╭─ EXTRACTED ENTRIES

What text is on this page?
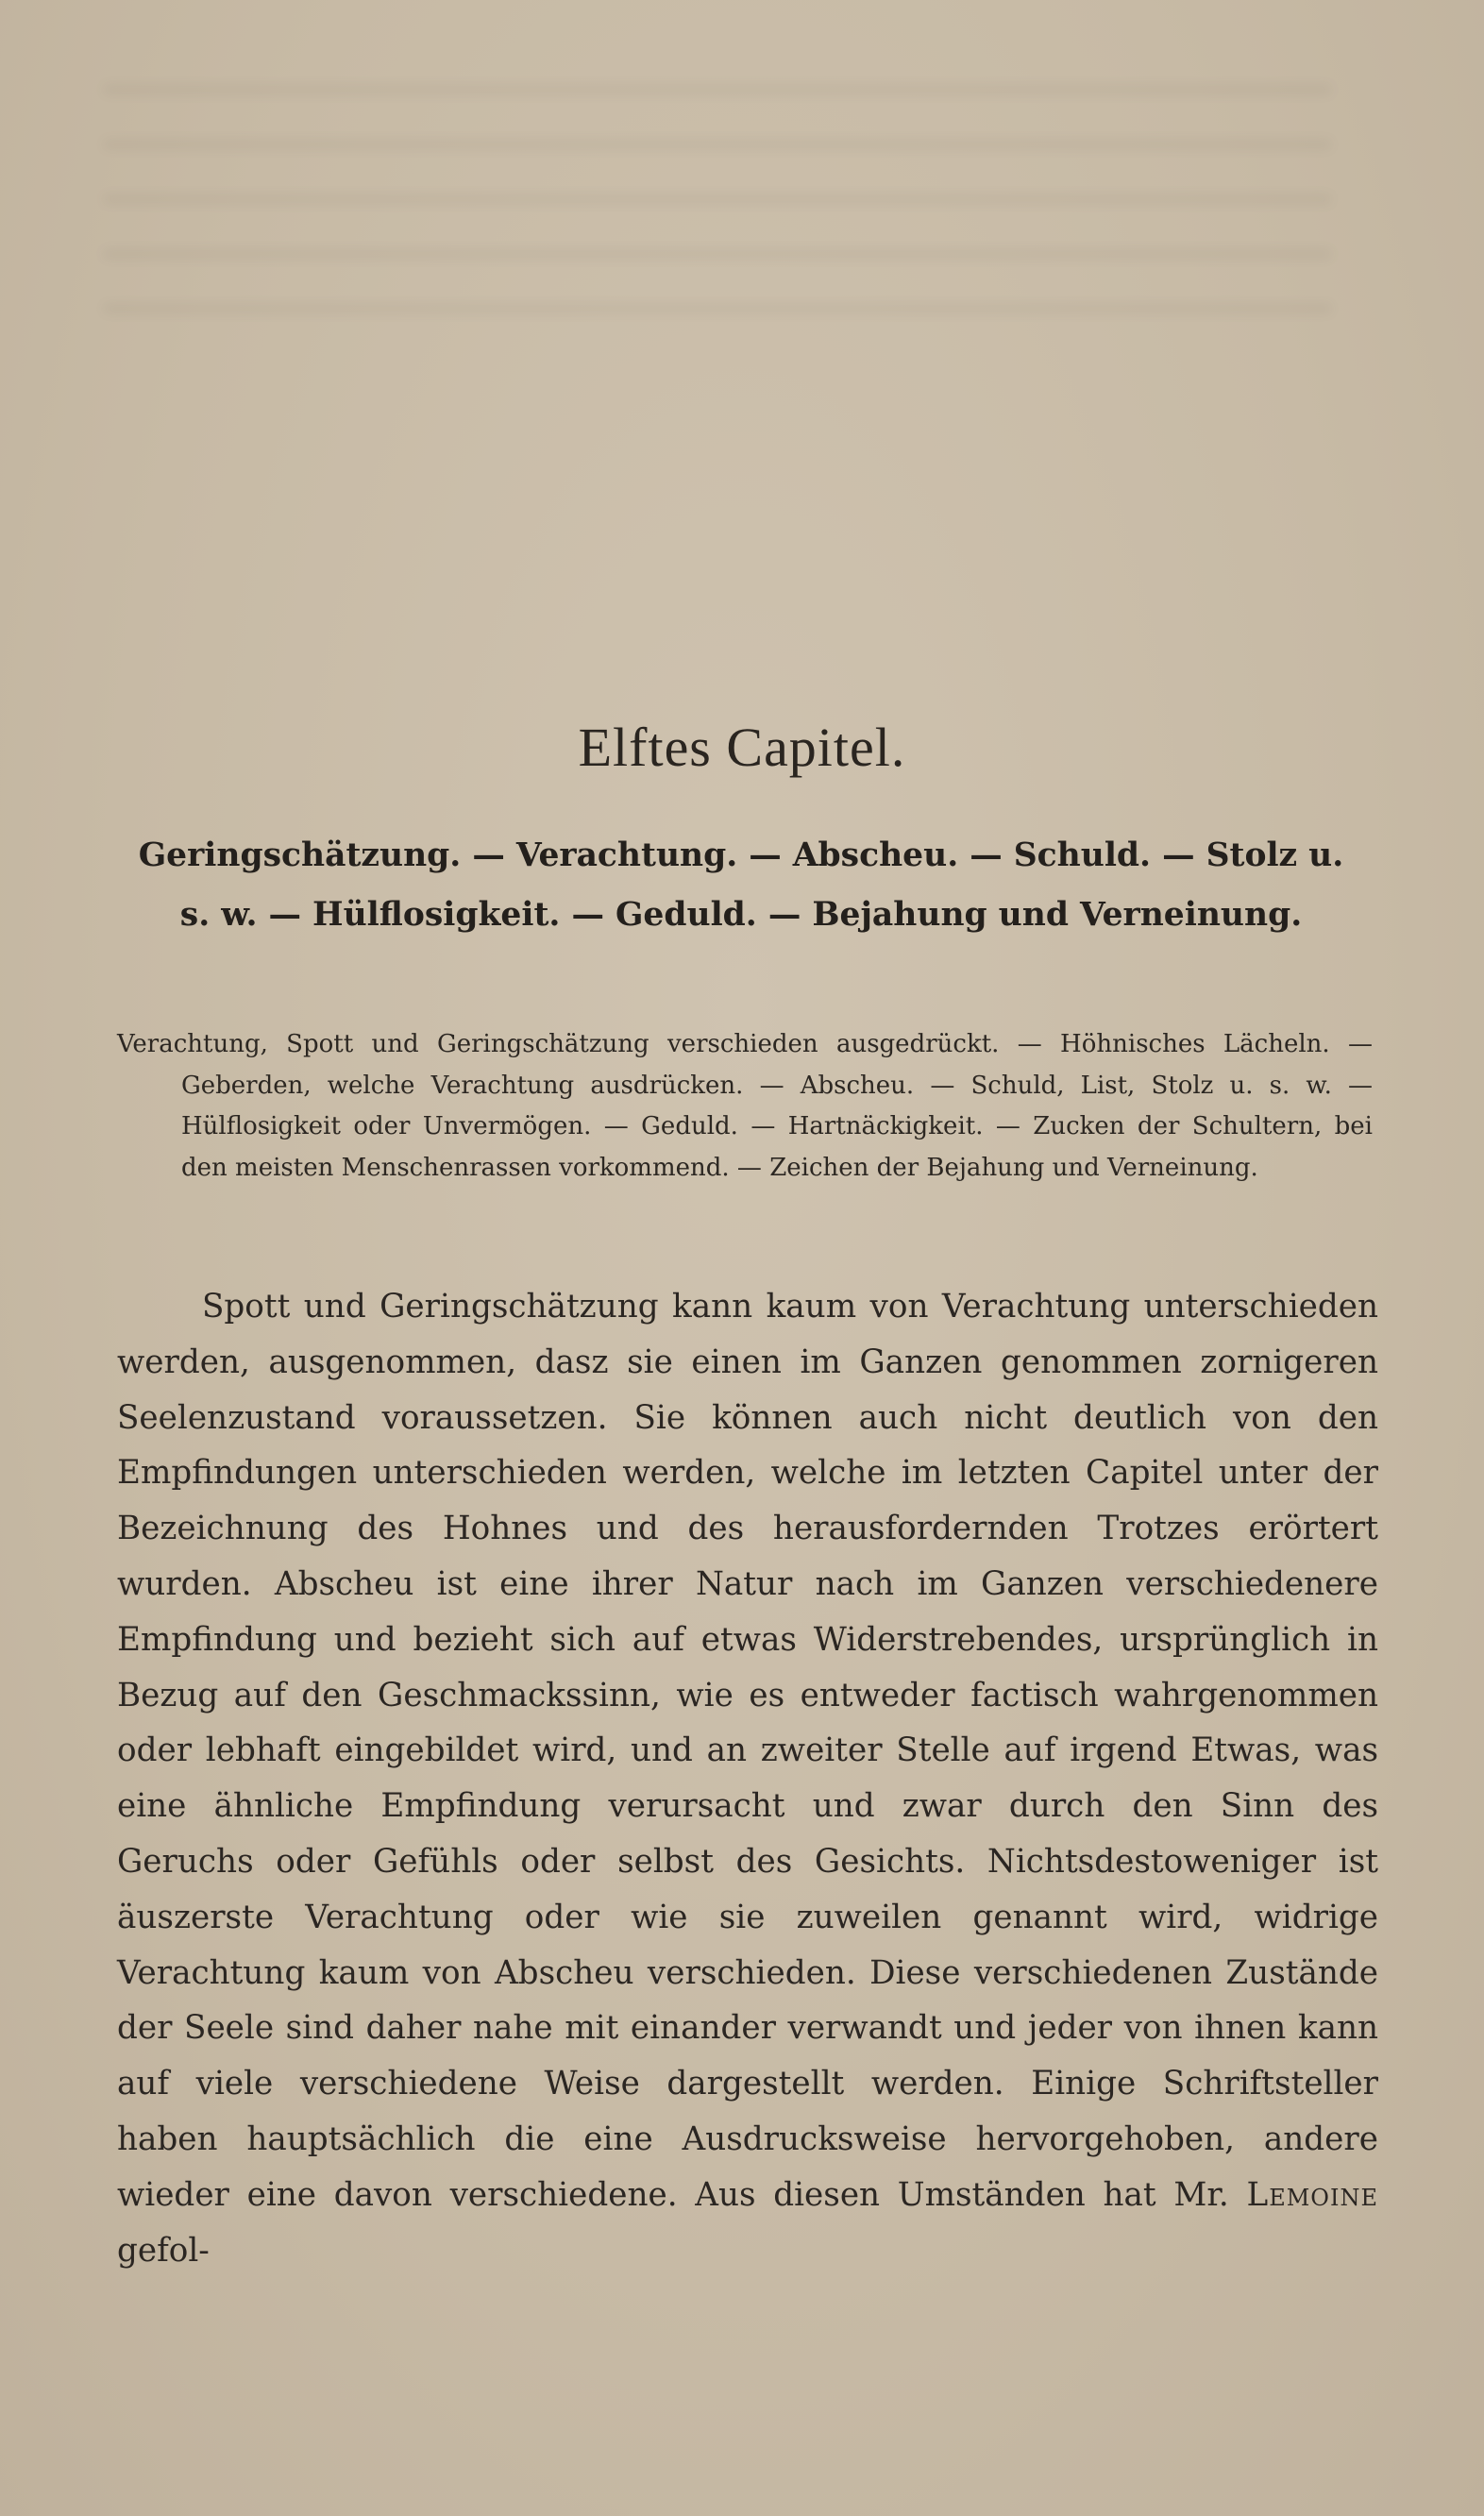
Elftes Capitel.

Geringschätzung. — Verachtung. — Abscheu. — Schuld. — Stolz u. s. w. — Hülflosigkeit. — Geduld. — Bejahung und Verneinung.

Verachtung, Spott und Geringschätzung verschieden ausgedrückt. — Höhnisches Lächeln. — Geberden, welche Verachtung ausdrücken. — Abscheu. — Schuld, List, Stolz u. s. w. — Hülflosigkeit oder Unvermögen. — Geduld. — Hartnäckigkeit. — Zucken der Schultern, bei den meisten Menschenrassen vorkommend. — Zeichen der Bejahung und Verneinung.

Spott und Geringschätzung kann kaum von Verachtung unterschieden werden, ausgenommen, dasz sie einen im Ganzen genommen zornigeren Seelenzustand voraussetzen. Sie können auch nicht deutlich von den Empfindungen unterschieden werden, welche im letzten Capitel unter der Bezeichnung des Hohnes und des herausfordernden Trotzes erörtert wurden. Abscheu ist eine ihrer Natur nach im Ganzen verschiedenere Empfindung und bezieht sich auf etwas Widerstrebendes, ursprünglich in Bezug auf den Geschmackssinn, wie es entweder factisch wahrgenommen oder lebhaft eingebildet wird, und an zweiter Stelle auf irgend Etwas, was eine ähnliche Empfindung verursacht und zwar durch den Sinn des Geruchs oder Gefühls oder selbst des Gesichts. Nichtsdestoweniger ist äuszerste Verachtung oder wie sie zuweilen genannt wird, widrige Verachtung kaum von Abscheu verschieden. Diese verschiedenen Zustände der Seele sind daher nahe mit einander verwandt und jeder von ihnen kann auf viele verschiedene Weise dargestellt werden. Einige Schriftsteller haben hauptsächlich die eine Ausdrucksweise hervorgehoben, andere wieder eine davon verschiedene. Aus diesen Umständen hat Mr. Lemoine gefol-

╰─

### DESCRIPTION OF THE TASK
Which lines of the data include the string "Schuld"? Find them and copy each one.

### YOUR RESPONSE
Geringschätzung. — Verachtung. — Abscheu. — Schuld. — Stolz u. s. w. — Hülflosigkeit. — Geduld. — Bejahung und Verneinung.
Verachtung, Spott und Geringschätzung verschieden ausgedrückt. — Höhnisches Lächeln. — Geberden, welche Verachtung ausdrücken. — Abscheu. — Schuld, List, Stolz u. s. w. — Hülflosigkeit oder Unvermögen. — Geduld. — Hartnäckigkeit. — Zucken der Schultern, bei den meisten Menschenrassen vorkommend. — Zeichen der Bejahung und Verneinung.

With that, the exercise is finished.